Repeat the records exactly. Every line must match.

### Records shown
== == ==

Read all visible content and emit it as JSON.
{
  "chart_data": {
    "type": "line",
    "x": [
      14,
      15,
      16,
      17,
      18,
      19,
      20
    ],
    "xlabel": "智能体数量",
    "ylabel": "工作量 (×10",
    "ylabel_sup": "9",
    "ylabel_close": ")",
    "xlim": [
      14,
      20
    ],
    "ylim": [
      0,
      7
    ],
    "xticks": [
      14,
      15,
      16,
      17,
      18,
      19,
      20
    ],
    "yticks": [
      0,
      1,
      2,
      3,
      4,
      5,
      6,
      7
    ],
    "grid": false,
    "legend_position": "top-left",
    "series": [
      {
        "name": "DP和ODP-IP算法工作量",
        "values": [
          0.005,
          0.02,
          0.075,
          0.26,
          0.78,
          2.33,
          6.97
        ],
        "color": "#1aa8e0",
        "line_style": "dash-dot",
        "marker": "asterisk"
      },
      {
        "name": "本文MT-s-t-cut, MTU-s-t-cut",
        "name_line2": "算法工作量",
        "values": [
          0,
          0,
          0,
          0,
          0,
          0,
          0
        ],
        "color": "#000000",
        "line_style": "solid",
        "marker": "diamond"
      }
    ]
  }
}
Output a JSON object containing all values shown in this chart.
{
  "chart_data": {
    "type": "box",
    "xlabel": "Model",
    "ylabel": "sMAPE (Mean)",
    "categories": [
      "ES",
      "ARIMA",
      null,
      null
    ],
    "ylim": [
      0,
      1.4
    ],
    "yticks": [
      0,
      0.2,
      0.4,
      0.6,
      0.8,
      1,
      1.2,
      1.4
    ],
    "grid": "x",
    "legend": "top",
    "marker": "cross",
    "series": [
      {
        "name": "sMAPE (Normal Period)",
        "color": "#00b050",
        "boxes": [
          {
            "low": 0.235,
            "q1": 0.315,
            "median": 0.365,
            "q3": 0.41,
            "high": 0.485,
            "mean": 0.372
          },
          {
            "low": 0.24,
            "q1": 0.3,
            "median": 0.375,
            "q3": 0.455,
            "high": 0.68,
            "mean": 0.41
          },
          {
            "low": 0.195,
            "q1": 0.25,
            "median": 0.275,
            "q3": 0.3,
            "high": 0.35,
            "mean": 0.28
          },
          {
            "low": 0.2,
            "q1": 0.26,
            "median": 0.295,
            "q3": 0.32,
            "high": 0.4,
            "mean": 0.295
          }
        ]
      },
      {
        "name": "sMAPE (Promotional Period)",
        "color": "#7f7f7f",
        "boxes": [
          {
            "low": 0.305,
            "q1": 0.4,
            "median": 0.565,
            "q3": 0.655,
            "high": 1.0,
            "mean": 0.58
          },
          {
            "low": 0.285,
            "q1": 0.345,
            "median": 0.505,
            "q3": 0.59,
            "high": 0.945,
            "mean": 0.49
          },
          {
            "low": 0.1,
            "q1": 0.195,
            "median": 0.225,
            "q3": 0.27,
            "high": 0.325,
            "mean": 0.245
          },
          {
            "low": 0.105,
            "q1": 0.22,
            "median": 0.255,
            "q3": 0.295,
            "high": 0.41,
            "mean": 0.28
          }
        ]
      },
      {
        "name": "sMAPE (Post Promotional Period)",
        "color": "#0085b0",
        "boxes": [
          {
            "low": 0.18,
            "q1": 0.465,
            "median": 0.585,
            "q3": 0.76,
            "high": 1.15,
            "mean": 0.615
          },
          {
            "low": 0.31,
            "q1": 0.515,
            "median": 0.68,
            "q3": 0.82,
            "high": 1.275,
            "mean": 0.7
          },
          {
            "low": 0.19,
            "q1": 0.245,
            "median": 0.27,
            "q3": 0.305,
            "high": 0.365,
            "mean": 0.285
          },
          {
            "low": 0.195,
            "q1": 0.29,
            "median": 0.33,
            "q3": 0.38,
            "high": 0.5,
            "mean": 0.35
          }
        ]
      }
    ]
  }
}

== == ==

### Completed exercise
Read all visible content and emit it as JSON.
{
  "chart_data": {
    "type": "line",
    "x": [
      14,
      15,
      16,
      17,
      18,
      19,
      20
    ],
    "xlabel": "智能体数量",
    "ylabel": "工作量 (×10",
    "ylabel_sup": "9",
    "ylabel_close": ")",
    "xlim": [
      14,
      20
    ],
    "ylim": [
      0,
      7
    ],
    "xticks": [
      14,
      15,
      16,
      17,
      18,
      19,
      20
    ],
    "yticks": [
      0,
      1,
      2,
      3,
      4,
      5,
      6,
      7
    ],
    "grid": false,
    "legend_position": "top-left",
    "series": [
      {
        "name": "DP和ODP-IP算法工作量",
        "values": [
          0.005,
          0.02,
          0.075,
          0.26,
          0.78,
          2.33,
          6.97
        ],
        "color": "#1aa8e0",
        "line_style": "dash-dot",
        "marker": "asterisk"
      },
      {
        "name": "本文MT-s-t-cut, MTU-s-t-cut",
        "name_line2": "算法工作量",
        "values": [
          0,
          0,
          0,
          0,
          0,
          0,
          0
        ],
        "color": "#000000",
        "line_style": "solid",
        "marker": "diamond"
      }
    ]
  }
}
Output a JSON object containing all values shown in this chart.
{
  "chart_data": {
    "type": "box",
    "xlabel": "Model",
    "ylabel": "sMAPE (Mean)",
    "categories": [
      "ES",
      "ARIMA",
      null,
      null
    ],
    "ylim": [
      0,
      1.4
    ],
    "yticks": [
      0,
      0.2,
      0.4,
      0.6,
      0.8,
      1,
      1.2,
      1.4
    ],
    "grid": "x",
    "legend": "top",
    "marker": "cross",
    "series": [
      {
        "name": "sMAPE (Normal Period)",
        "color": "#00b050",
        "boxes": [
          {
            "low": 0.235,
            "q1": 0.315,
            "median": 0.365,
            "q3": 0.41,
            "high": 0.485,
            "mean": 0.372
          },
          {
            "low": 0.24,
            "q1": 0.3,
            "median": 0.375,
            "q3": 0.455,
            "high": 0.68,
            "mean": 0.41
          },
          {
            "low": 0.195,
            "q1": 0.25,
            "median": 0.275,
            "q3": 0.3,
            "high": 0.35,
            "mean": 0.28
          },
          {
            "low": 0.2,
            "q1": 0.26,
            "median": 0.295,
            "q3": 0.32,
            "high": 0.4,
            "mean": 0.295
          }
        ]
      },
      {
        "name": "sMAPE (Promotional Period)",
        "color": "#7f7f7f",
        "boxes": [
          {
            "low": 0.305,
            "q1": 0.4,
            "median": 0.565,
            "q3": 0.655,
            "high": 1.0,
            "mean": 0.58
          },
          {
            "low": 0.285,
            "q1": 0.345,
            "median": 0.505,
            "q3": 0.59,
            "high": 0.945,
            "mean": 0.49
          },
          {
            "low": 0.1,
            "q1": 0.195,
            "median": 0.225,
            "q3": 0.27,
            "high": 0.325,
            "mean": 0.245
          },
          {
            "low": 0.105,
            "q1": 0.22,
            "median": 0.255,
            "q3": 0.295,
            "high": 0.41,
            "mean": 0.28
          }
        ]
      },
      {
        "name": "sMAPE (Post Promotional Period)",
        "color": "#0085b0",
        "boxes": [
          {
            "low": 0.18,
            "q1": 0.465,
            "median": 0.585,
            "q3": 0.76,
            "high": 1.15,
            "mean": 0.615
          },
          {
            "low": 0.31,
            "q1": 0.515,
            "median": 0.68,
            "q3": 0.82,
            "high": 1.275,
            "mean": 0.7
          },
          {
            "low": 0.19,
            "q1": 0.245,
            "median": 0.27,
            "q3": 0.305,
            "high": 0.365,
            "mean": 0.285
          },
          {
            "low": 0.195,
            "q1": 0.29,
            "median": 0.33,
            "q3": 0.38,
            "high": 0.5,
            "mean": 0.35
          }
        ]
      }
    ]
  }
}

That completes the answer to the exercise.